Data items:
╭──

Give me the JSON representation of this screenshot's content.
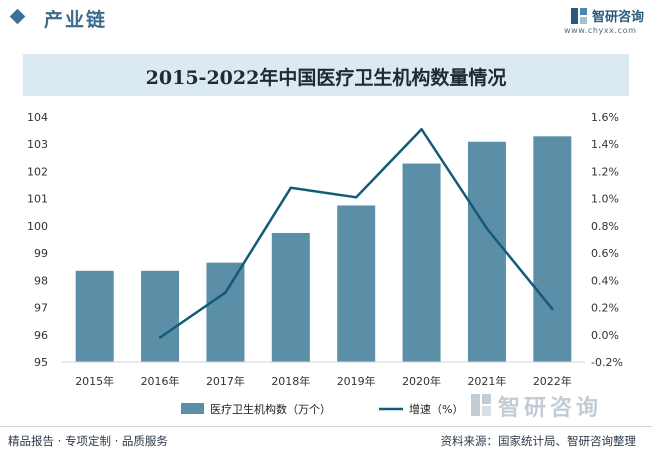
{
  "header": {
    "section_label": "产业链",
    "brand_name": "智研咨询",
    "brand_url": "www.chyxx.com"
  },
  "colors": {
    "bar": "#5b8fa8",
    "line": "#135b78",
    "title_bar": "#dbe9f3",
    "header_accent": "#3b6f93"
  },
  "chart_data": {
    "type": "bar",
    "title": "2015-2022年中国医疗卫生机构数量情况",
    "categories": [
      "2015年",
      "2016年",
      "2017年",
      "2018年",
      "2019年",
      "2020年",
      "2021年",
      "2022年"
    ],
    "series": [
      {
        "name": "医疗卫生机构数（万个）",
        "type": "bar",
        "axis": "left",
        "values": [
          98.35,
          98.35,
          98.65,
          99.74,
          100.75,
          102.29,
          103.09,
          103.29
        ]
      },
      {
        "name": "增速（%）",
        "type": "line",
        "axis": "right",
        "values": [
          null,
          -0.02,
          0.31,
          1.08,
          1.01,
          1.51,
          0.78,
          0.19
        ]
      }
    ],
    "y_left": {
      "ylim": [
        95,
        104
      ],
      "ticks": [
        "95",
        "96",
        "97",
        "98",
        "99",
        "100",
        "101",
        "102",
        "103",
        "104"
      ]
    },
    "y_right": {
      "ylim": [
        -0.2,
        1.6
      ],
      "ticks": [
        "-0.2%",
        "0.0%",
        "0.2%",
        "0.4%",
        "0.6%",
        "0.8%",
        "1.0%",
        "1.2%",
        "1.4%",
        "1.6%"
      ]
    },
    "grid": false,
    "legend_position": "bottom"
  },
  "footer": {
    "left": "精品报告 · 专项定制 · 品质服务",
    "right": "资料来源：国家统计局、智研咨询整理"
  },
  "source_brand": "智研咨询"
}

╰──

**Problem statement**.
Reproduce every record word for word. The copy must contain no pictures.

**Written reply**.
Give me the JSON representation of this screenshot's content.
{
  "header": {
    "section_label": "产业链",
    "brand_name": "智研咨询",
    "brand_url": "www.chyxx.com"
  },
  "colors": {
    "bar": "#5b8fa8",
    "line": "#135b78",
    "title_bar": "#dbe9f3",
    "header_accent": "#3b6f93"
  },
  "chart_data": {
    "type": "bar",
    "title": "2015-2022年中国医疗卫生机构数量情况",
    "categories": [
      "2015年",
      "2016年",
      "2017年",
      "2018年",
      "2019年",
      "2020年",
      "2021年",
      "2022年"
    ],
    "series": [
      {
        "name": "医疗卫生机构数（万个）",
        "type": "bar",
        "axis": "left",
        "values": [
          98.35,
          98.35,
          98.65,
          99.74,
          100.75,
          102.29,
          103.09,
          103.29
        ]
      },
      {
        "name": "增速（%）",
        "type": "line",
        "axis": "right",
        "values": [
          null,
          -0.02,
          0.31,
          1.08,
          1.01,
          1.51,
          0.78,
          0.19
        ]
      }
    ],
    "y_left": {
      "ylim": [
        95,
        104
      ],
      "ticks": [
        "95",
        "96",
        "97",
        "98",
        "99",
        "100",
        "101",
        "102",
        "103",
        "104"
      ]
    },
    "y_right": {
      "ylim": [
        -0.2,
        1.6
      ],
      "ticks": [
        "-0.2%",
        "0.0%",
        "0.2%",
        "0.4%",
        "0.6%",
        "0.8%",
        "1.0%",
        "1.2%",
        "1.4%",
        "1.6%"
      ]
    },
    "grid": false,
    "legend_position": "bottom"
  },
  "footer": {
    "left": "精品报告 · 专项定制 · 品质服务",
    "right": "资料来源：国家统计局、智研咨询整理"
  },
  "source_brand": "智研咨询"
}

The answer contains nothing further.